Records excerpted from a collection:
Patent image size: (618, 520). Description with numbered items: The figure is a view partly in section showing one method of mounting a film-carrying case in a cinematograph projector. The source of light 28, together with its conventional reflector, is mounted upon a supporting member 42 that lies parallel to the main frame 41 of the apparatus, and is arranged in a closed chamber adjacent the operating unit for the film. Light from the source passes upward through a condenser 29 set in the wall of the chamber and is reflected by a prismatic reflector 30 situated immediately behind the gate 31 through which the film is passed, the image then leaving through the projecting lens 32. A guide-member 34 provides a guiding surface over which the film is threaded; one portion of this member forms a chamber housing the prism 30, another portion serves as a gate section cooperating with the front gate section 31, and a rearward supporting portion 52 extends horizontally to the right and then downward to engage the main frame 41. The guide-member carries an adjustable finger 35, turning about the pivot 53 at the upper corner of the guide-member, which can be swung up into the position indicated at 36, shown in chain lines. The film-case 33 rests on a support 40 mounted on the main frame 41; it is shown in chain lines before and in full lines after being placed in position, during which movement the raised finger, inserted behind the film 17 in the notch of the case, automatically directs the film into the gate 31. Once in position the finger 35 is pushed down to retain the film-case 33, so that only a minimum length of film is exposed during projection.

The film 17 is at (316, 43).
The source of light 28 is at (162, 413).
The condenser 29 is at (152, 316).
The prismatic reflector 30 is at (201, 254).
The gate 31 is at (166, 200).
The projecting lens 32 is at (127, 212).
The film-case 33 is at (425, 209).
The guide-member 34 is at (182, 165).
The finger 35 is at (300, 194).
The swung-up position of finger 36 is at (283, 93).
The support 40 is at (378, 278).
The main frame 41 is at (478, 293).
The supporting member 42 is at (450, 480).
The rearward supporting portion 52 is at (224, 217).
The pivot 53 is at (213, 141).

Problem to work on.
Can you return, word for word, the lines of the records above from the very first one through the line that contains "The rearward supporting", including that line?

Finished task.
Patent image size: (618, 520). Description with numbered items: The figure is a view partly in section showing one method of mounting a film-carrying case in a cinematograph projector. The source of light 28, together with its conventional reflector, is mounted upon a supporting member 42 that lies parallel to the main frame 41 of the apparatus, and is arranged in a closed chamber adjacent the operating unit for the film. Light from the source passes upward through a condenser 29 set in the wall of the chamber and is reflected by a prismatic reflector 30 situated immediately behind the gate 31 through which the film is passed, the image then leaving through the projecting lens 32. A guide-member 34 provides a guiding surface over which the film is threaded; one portion of this member forms a chamber housing the prism 30, another portion serves as a gate section cooperating with the front gate section 31, and a rearward supporting portion 52 extends horizontally to the right and then downward to engage the main frame 41. The guide-member carries an adjustable finger 35, turning about the pivot 53 at the upper corner of the guide-member, which can be swung up into the position indicated at 36, shown in chain lines. The film-case 33 rests on a support 40 mounted on the main frame 41; it is shown in chain lines before and in full lines after being placed in position, during which movement the raised finger, inserted behind the film 17 in the notch of the case, automatically directs the film into the gate 31. Once in position the finger 35 is pushed down to retain the film-case 33, so that only a minimum length of film is exposed during projection.

The film 17 is at (316, 43).
The source of light 28 is at (162, 413).
The condenser 29 is at (152, 316).
The prismatic reflector 30 is at (201, 254).
The gate 31 is at (166, 200).
The projecting lens 32 is at (127, 212).
The film-case 33 is at (425, 209).
The guide-member 34 is at (182, 165).
The finger 35 is at (300, 194).
The swung-up position of finger 36 is at (283, 93).
The support 40 is at (378, 278).
The main frame 41 is at (478, 293).
The supporting member 42 is at (450, 480).
The rearward supporting portion 52 is at (224, 217).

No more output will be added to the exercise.